GESTELLTE AUFGABE A: Gib den Text über die Sicherheit von Aufzügen vollständig und Wort für Wort wieder, ohne etwas daran zu ändern.

AUSGANGSTEXT:
--------------------

Sicherheit in Theorie …

Weltweit gibt es geschätzte elf Millionen Aufzüge, vier Millionen davon befinden sich in der EU. 50 Prozent dieser Anlagen sind älter als 20 Jahre, sind also im Pensionsalter. »Viele Unfälle passieren, weil die Benutzer das Bewusstsein für die Gefahren älterer Anlagen verlieren«, warnt Günter Baca, Mitglied der Geschäftsführung bei Kone. Die Aufzuggesetze stellen sicher, dass bestehende Aufzugsanlagen an den Stand der Technik angepasst werden. »Die SNEL (Safety Norm for Existing Lifts), in Österreich ÖNORM EN 81-80, betrachtet alle realistischen Gefährdungspunkte -  das sind in Summe 74 – sowie entsprechende Abhilfemaßnahmen. Sie sind je nach Verletzungsschwere und Häufigkeit in die Risikostufen 1 bis 3 gewichtet«, informiert Hans Hauser, technischer Direktor bei Schindler Österreich. Aber nicht in jedem Bundesland besteht diese Rechtslage. Aufzuggesetze gibt es in Wien, Salzburg, Burgenland und Vorarl­berg. In Niederösterreich, Tirol und der Steiermark sind sie in Ausarbeitung. Kärnten hat lediglich Türzubauten mit einer zehnjährigen Übergangsfrist vorgeschrieben.

--------------------

VORLIEGENDE ZEILEN:
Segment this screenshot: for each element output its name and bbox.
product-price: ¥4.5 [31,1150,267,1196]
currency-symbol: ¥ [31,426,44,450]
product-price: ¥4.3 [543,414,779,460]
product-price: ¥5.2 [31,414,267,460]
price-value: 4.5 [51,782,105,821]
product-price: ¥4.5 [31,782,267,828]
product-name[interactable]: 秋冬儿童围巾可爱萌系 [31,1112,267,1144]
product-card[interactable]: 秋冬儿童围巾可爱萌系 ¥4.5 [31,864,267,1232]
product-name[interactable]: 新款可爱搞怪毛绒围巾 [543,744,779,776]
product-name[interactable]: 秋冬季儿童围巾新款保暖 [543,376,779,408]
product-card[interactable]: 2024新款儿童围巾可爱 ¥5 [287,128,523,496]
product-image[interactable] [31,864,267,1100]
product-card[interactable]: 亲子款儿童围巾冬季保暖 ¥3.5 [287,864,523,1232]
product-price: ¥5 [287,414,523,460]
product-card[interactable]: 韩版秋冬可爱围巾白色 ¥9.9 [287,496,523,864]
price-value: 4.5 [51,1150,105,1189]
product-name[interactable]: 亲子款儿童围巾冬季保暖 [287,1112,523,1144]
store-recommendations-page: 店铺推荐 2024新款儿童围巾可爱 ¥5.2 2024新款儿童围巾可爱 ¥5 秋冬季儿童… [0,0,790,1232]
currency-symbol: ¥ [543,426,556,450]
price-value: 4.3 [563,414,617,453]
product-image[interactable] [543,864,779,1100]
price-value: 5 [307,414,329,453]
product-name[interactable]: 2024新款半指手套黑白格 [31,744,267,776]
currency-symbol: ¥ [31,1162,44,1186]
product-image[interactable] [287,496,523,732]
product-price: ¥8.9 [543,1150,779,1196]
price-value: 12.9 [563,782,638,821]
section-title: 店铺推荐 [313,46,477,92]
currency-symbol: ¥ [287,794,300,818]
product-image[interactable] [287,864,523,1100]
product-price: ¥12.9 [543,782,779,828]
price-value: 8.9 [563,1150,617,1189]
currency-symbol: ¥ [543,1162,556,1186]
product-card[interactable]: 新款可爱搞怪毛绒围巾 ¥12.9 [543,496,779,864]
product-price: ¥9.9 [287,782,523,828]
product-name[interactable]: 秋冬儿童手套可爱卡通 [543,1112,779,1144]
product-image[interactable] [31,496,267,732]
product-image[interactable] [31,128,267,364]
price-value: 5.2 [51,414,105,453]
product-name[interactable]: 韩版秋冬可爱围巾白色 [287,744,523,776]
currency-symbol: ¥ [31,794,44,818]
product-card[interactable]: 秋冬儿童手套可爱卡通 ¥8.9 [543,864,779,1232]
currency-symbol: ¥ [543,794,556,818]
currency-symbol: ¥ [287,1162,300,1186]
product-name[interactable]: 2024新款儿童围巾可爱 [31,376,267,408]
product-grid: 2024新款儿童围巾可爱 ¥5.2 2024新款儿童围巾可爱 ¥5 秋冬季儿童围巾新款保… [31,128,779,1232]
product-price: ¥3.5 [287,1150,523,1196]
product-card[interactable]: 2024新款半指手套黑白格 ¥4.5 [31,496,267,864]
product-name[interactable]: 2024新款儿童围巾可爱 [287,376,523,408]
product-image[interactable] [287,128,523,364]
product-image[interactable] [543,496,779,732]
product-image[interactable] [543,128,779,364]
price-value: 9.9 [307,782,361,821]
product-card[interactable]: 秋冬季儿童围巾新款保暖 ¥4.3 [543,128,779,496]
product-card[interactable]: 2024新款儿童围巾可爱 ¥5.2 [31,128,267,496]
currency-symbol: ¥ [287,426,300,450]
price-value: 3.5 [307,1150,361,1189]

--------------------

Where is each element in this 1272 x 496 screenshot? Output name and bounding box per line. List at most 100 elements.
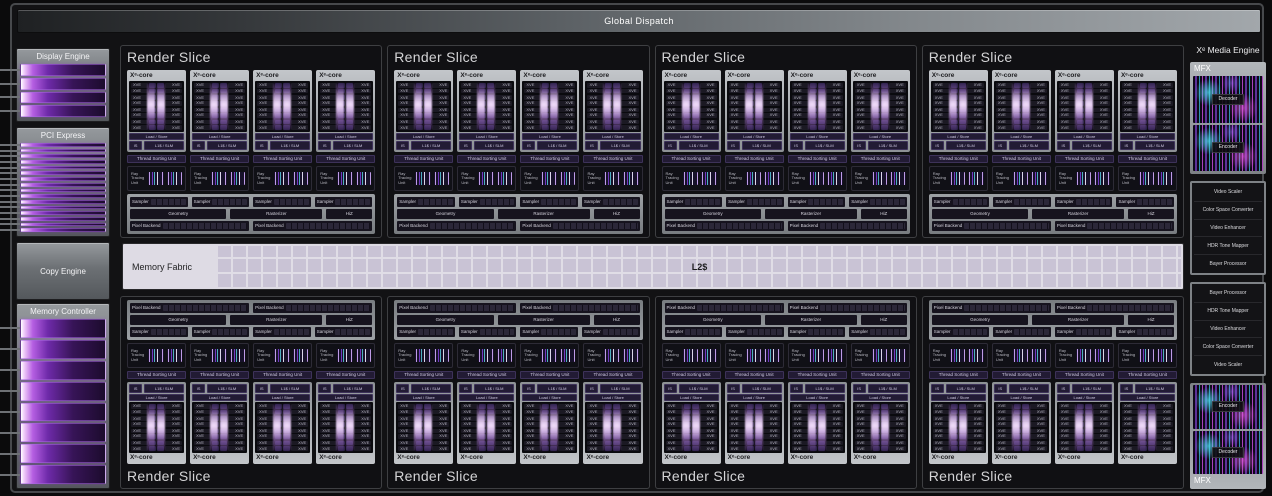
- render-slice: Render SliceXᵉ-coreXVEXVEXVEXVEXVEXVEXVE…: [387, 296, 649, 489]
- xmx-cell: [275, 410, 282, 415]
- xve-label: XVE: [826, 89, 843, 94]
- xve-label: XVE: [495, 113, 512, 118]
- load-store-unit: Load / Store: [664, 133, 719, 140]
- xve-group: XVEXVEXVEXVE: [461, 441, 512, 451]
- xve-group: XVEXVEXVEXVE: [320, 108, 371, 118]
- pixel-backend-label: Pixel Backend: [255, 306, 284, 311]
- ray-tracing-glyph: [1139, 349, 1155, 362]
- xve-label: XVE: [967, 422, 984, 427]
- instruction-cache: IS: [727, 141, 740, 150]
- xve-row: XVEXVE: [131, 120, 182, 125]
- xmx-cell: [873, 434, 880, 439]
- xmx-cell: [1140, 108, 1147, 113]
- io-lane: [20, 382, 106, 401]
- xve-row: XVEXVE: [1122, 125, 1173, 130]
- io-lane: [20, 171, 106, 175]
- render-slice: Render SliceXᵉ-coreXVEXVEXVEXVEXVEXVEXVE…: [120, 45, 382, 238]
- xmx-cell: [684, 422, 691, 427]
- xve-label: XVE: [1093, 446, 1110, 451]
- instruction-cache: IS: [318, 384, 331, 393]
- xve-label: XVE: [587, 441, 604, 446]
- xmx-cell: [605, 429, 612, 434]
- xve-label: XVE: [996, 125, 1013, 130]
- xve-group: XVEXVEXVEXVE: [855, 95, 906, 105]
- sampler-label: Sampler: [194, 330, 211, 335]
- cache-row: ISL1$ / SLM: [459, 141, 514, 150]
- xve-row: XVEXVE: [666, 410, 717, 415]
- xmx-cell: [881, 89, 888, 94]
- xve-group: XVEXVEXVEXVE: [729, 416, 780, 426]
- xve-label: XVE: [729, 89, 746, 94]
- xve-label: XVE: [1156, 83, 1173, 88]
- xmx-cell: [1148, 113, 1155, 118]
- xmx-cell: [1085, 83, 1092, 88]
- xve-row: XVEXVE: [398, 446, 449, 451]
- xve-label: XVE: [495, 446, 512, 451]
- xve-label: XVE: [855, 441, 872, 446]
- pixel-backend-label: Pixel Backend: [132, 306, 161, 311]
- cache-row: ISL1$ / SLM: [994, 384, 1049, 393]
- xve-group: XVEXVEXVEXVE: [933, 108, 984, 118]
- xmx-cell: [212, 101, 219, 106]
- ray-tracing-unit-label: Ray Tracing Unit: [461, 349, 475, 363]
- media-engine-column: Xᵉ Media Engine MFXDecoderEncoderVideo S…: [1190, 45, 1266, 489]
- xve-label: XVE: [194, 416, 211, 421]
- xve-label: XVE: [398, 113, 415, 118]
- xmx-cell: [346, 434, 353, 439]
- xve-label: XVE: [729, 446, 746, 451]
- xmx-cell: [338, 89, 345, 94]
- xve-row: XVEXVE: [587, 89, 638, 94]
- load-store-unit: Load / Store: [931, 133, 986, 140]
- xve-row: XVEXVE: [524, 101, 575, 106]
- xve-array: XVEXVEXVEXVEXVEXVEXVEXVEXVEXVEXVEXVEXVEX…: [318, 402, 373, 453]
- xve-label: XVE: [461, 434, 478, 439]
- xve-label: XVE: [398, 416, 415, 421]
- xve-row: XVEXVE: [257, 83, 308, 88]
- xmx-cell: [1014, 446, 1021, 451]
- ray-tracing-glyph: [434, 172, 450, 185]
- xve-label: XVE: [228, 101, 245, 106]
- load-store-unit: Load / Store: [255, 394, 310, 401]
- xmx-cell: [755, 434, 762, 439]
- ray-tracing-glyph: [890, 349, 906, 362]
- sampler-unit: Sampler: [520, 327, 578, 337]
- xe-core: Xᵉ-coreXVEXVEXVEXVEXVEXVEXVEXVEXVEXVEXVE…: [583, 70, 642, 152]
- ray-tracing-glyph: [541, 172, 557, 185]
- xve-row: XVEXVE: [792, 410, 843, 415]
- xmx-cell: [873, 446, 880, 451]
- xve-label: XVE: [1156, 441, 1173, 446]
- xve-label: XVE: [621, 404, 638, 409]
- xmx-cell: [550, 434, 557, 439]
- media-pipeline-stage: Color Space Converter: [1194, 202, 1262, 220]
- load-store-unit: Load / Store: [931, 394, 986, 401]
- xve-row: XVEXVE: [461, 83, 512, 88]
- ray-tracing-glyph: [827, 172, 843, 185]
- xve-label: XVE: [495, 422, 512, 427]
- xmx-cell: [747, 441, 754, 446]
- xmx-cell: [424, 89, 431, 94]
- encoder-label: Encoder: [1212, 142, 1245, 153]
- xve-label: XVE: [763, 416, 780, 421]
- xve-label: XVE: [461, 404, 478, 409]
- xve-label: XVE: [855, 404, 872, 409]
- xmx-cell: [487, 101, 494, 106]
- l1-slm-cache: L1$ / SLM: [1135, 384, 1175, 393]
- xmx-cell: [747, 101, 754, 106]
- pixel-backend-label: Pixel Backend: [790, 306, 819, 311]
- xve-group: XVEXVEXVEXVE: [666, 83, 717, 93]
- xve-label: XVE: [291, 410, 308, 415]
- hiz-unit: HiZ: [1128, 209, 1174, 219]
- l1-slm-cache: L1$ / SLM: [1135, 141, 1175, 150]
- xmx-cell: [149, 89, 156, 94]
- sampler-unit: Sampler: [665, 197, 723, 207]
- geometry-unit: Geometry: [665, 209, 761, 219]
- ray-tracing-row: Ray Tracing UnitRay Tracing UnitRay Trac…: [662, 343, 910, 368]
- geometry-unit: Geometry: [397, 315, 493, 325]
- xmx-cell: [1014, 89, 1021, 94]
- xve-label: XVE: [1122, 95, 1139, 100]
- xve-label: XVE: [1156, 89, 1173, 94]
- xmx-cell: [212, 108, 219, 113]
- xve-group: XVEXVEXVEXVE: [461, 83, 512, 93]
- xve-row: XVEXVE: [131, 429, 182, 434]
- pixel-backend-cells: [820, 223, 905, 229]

--------------------

GESTELLTE AUFGABE B: Schreib aus dem ersten Block der Zeilen weiter oben alles von der Zeile mit „Segment this screenshot: for“ bis hinunter zur Zeile mit „product-price: ¥8.9 [543,1150,779,1196]“ erneut ab. Ersetze darin „currency-symbol“ durch „currency-sign“, lass alles Übrige unverändert und gib nur diese Zeilen aus.

RICHTIGE AUSGABE A:
Sicherheit in Theorie …

Weltweit gibt es geschätzte elf Millionen Aufzüge, vier Millionen davon befinden sich in der EU. 50 Prozent dieser Anlagen sind älter als 20 Jahre, sind also im Pensionsalter. »Viele Unfälle passieren, weil die Benutzer das Bewusstsein für die Gefahren älterer Anlagen verlieren«, warnt Günter Baca, Mitglied der Geschäftsführung bei Kone. Die Aufzuggesetze stellen sicher, dass bestehende Aufzugsanlagen an den Stand der Technik angepasst werden. »Die SNEL (Safety Norm for Existing Lifts), in Österreich ÖNORM EN 81-80, betrachtet alle realistischen Gefährdungspunkte -  das sind in Summe 74 – sowie entsprechende Abhilfemaßnahmen. Sie sind je nach Verletzungsschwere und Häufigkeit in die Risikostufen 1 bis 3 gewichtet«, informiert Hans Hauser, technischer Direktor bei Schindler Österreich. Aber nicht in jedem Bundesland besteht diese Rechtslage. Aufzuggesetze gibt es in Wien, Salzburg, Burgenland und Vorarl­berg. In Niederösterreich, Tirol und der Steiermark sind sie in Ausarbeitung. Kärnten hat lediglich Türzubauten mit einer zehnjährigen Übergangsfrist vorgeschrieben.

RICHTIGE AUSGABE B:
Segment this screenshot: for each element output its name and bbox.
product-price: ¥4.5 [31,1150,267,1196]
currency-sign: ¥ [31,426,44,450]
product-price: ¥4.3 [543,414,779,460]
product-price: ¥5.2 [31,414,267,460]
price-value: 4.5 [51,782,105,821]
product-price: ¥4.5 [31,782,267,828]
product-name[interactable]: 秋冬儿童围巾可爱萌系 [31,1112,267,1144]
product-card[interactable]: 秋冬儿童围巾可爱萌系 ¥4.5 [31,864,267,1232]
product-name[interactable]: 新款可爱搞怪毛绒围巾 [543,744,779,776]
product-name[interactable]: 秋冬季儿童围巾新款保暖 [543,376,779,408]
product-card[interactable]: 2024新款儿童围巾可爱 ¥5 [287,128,523,496]
product-image[interactable] [31,864,267,1100]
product-card[interactable]: 亲子款儿童围巾冬季保暖 ¥3.5 [287,864,523,1232]
product-price: ¥5 [287,414,523,460]
product-card[interactable]: 韩版秋冬可爱围巾白色 ¥9.9 [287,496,523,864]
price-value: 4.5 [51,1150,105,1189]
product-name[interactable]: 亲子款儿童围巾冬季保暖 [287,1112,523,1144]
store-recommendations-page: 店铺推荐 2024新款儿童围巾可爱 ¥5.2 2024新款儿童围巾可爱 ¥5 秋冬季儿童… [0,0,790,1232]
currency-sign: ¥ [543,426,556,450]
price-value: 4.3 [563,414,617,453]
product-image[interactable] [543,864,779,1100]
price-value: 5 [307,414,329,453]
product-name[interactable]: 2024新款半指手套黑白格 [31,744,267,776]
currency-sign: ¥ [31,1162,44,1186]
product-image[interactable] [287,496,523,732]
product-price: ¥8.9 [543,1150,779,1196]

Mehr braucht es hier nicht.